**ЗАДАНИЕ 1:**
Определите, соответствуют ли тексту о Леонове утверждения (a), (b) и (c). (a) Курилов курит трубку. (b) Леонов сделал Курилова осетином. (c) Бухарин предложил Сталину выпить ещё. Для каждого утверждения ответьте «да» или «нет» и приведите решающие слова текста в точной цитате.
**ЗАДАНИЕ 2:**
Кто, согласно тексту о Леонове, спросил Сталина на застолье «Может, хватит, Коба?»
**ЗАДАНИЕ 3:**
Напишите продолжение текста о Леонове, начиная сразу после его последнего предложения.

**СТРАНИЦА:**
━━━━

Новый Мир ( № 8 2009) - Новый Мир Новый Мир
Шрифт:
Интервал:
Закладка:
Начнем с того, что Курилов обильно усат. Неустанно курит трубку.
Леонов несколько раз общался со Сталиным, наблюдал его и ненавязчиво наделил Курилова его приметами, его повадками, разве что не сделав осетином — но это уж было бы слишком.
Леонов вспоминал, как однажды участвовал в сталинском застолье; вождь выпил много и чуть охмелел, тогда Николай Бухарин заботливо посетовал: “Может, хватит, Коба?” — кивнув на бокал. И тут, вспоминает Леонов, за внешним спокойствием Сталина он почувствовал такое огромное бешенство, что пришел в ужас.
И та сцена, в которой появляется Курилов в начале книги, — она словно бы со Сталина списана, с натуры.

━━━━

**ИЗВЛЕЧЁННЫЕ ЗАПИСИ:**
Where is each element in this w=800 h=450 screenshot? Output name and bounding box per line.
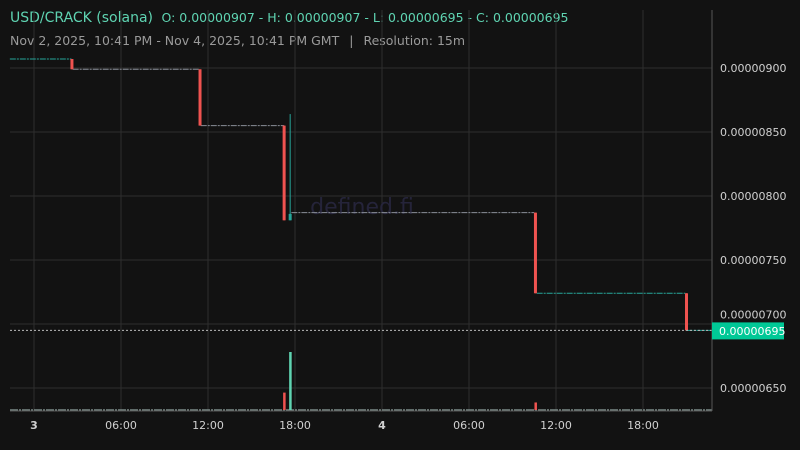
pair-title: USD/CRACK (solana)	[10, 10, 154, 26]
candle-down	[70, 59, 74, 70]
y-tick-label: 0.00000700	[720, 308, 786, 321]
grid	[10, 10, 712, 411]
y-tick-label: 0.00000850	[720, 126, 786, 139]
x-tick-label: 12:00	[540, 419, 572, 432]
date-range: Nov 2, 2025, 10:41 PM - Nov 4, 2025, 10:…	[10, 33, 340, 48]
ohlc-readout: O: 0.00000907 - H: 0.00000907 - L: 0.000…	[161, 10, 569, 25]
chart-marks	[9, 58, 718, 411]
chart-legend: USD/CRACK (solana) O: 0.00000907 - H: 0.…	[10, 10, 569, 26]
separator: |	[349, 33, 354, 48]
volume-bar	[283, 392, 286, 410]
y-tick-label: 0.00000750	[720, 254, 786, 267]
chart-subtitle: Nov 2, 2025, 10:41 PM - Nov 4, 2025, 10:…	[10, 33, 465, 48]
y-tick-label: 0.00000800	[720, 190, 786, 203]
x-tick-label: 18:00	[279, 419, 311, 432]
candle-down	[282, 125, 286, 221]
resolution[interactable]: Resolution: 15m	[363, 33, 466, 48]
volume-bar	[289, 352, 292, 410]
candle-down	[198, 69, 202, 126]
y-tick-label: 0.00000650	[720, 382, 786, 395]
x-tick-label: 4	[378, 419, 386, 432]
x-tick-label: 12:00	[192, 419, 224, 432]
x-tick-label: 3	[30, 419, 38, 432]
candle-down	[685, 293, 688, 331]
y-tick-label: 0.00000900	[720, 62, 786, 75]
x-tick-label: 06:00	[105, 419, 137, 432]
x-tick-label: 18:00	[627, 419, 659, 432]
x-tick-label: 06:00	[453, 419, 485, 432]
last-price-badge	[712, 322, 784, 340]
candle-down	[533, 212, 537, 294]
candle-up	[288, 213, 292, 221]
watermark: defined.fi	[310, 195, 414, 220]
last-price-label: 0.00000695	[719, 325, 785, 338]
axes: 0.00000650 0.00000700 0.00000750 0.00000800…	[10, 10, 786, 432]
volume-bar	[534, 402, 537, 410]
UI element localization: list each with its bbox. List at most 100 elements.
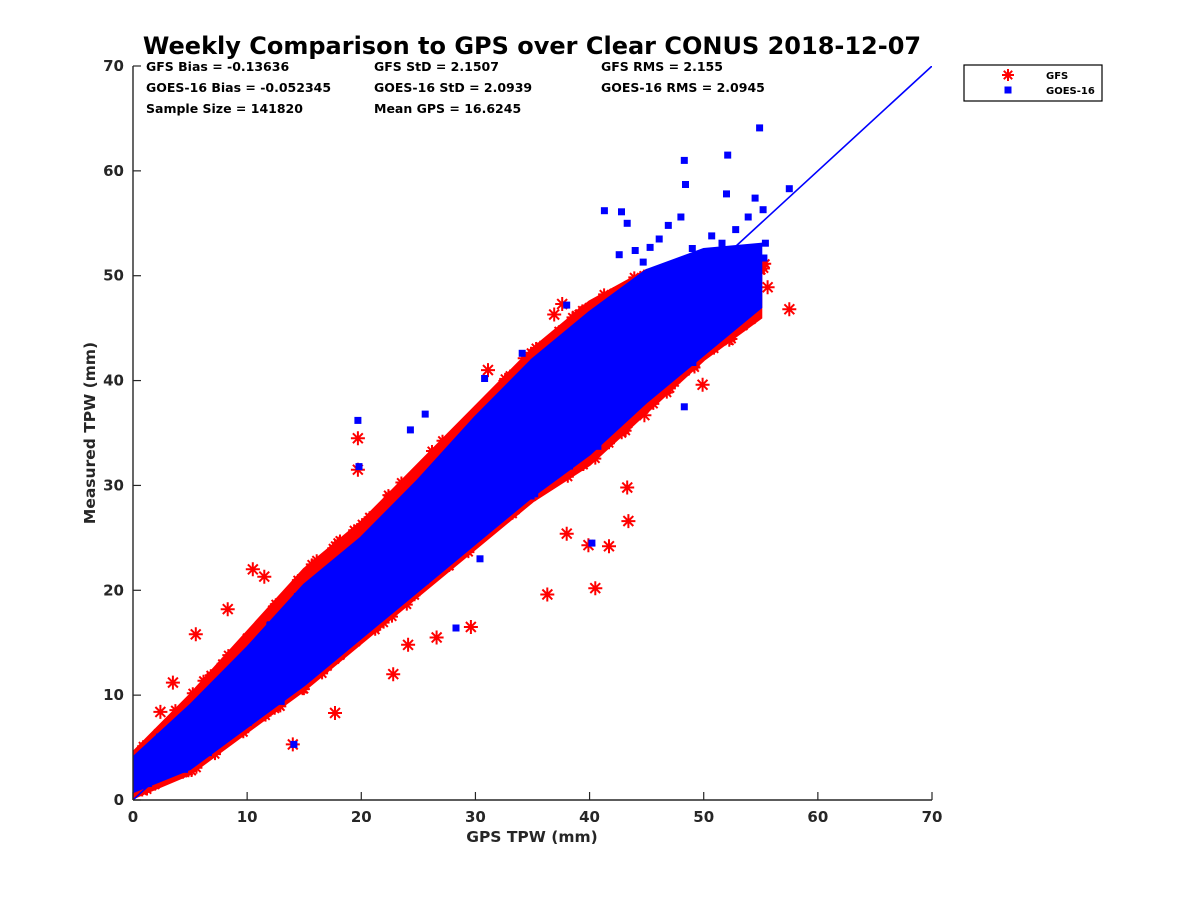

━━━━

**ПИСЬМЕННЫЙ ОТВЕТ 1:**
(a) Да: «Неустанно курит трубку».
(b) Нет: «разве что не сделав осетином».
(c) Нет: «Может, хватит, Коба?»

**ПИСЬМЕННЫЙ ОТВЕТ 2:**
Николай Бухарин.

**ПИСЬМЕННЫЙ ОТВЕТ 3:**
Курилов, вышедший на новую работу, впервые собрал подчиненных: “Совещание превратилось в беглый перекрестный опрос, и дисциплинарный устав развернулся одновременно на всех страницах. Лица гостей сделались длинные и скучные. Их было семеро, а он один, но их было меньше, потому что за Куриловым стояла партия. И вдруг все поняли, что простота его — от бешенства”.
О пресловутой сталинской простоте, к слову сказать, не писал в те годы только ленивый.
При описании взаимоотношений Курилова и служащих дороги Леонов подмечает точные детали: так, во время обхода места крушения поезда идущий рядом с начподором стремится “даже не наступить на тень Курилова”. Несколько лет спустя эту деталь у Леонова позаимствует Алексей Николаевич Толстой для своего Петра — тоже, к слову, откровенно срифмованного со Сталиным.
“Большие, в жилах, руки” Курилова — сталинские. Ну и рябоватым сталинским лицом наделил Курилова Леонов.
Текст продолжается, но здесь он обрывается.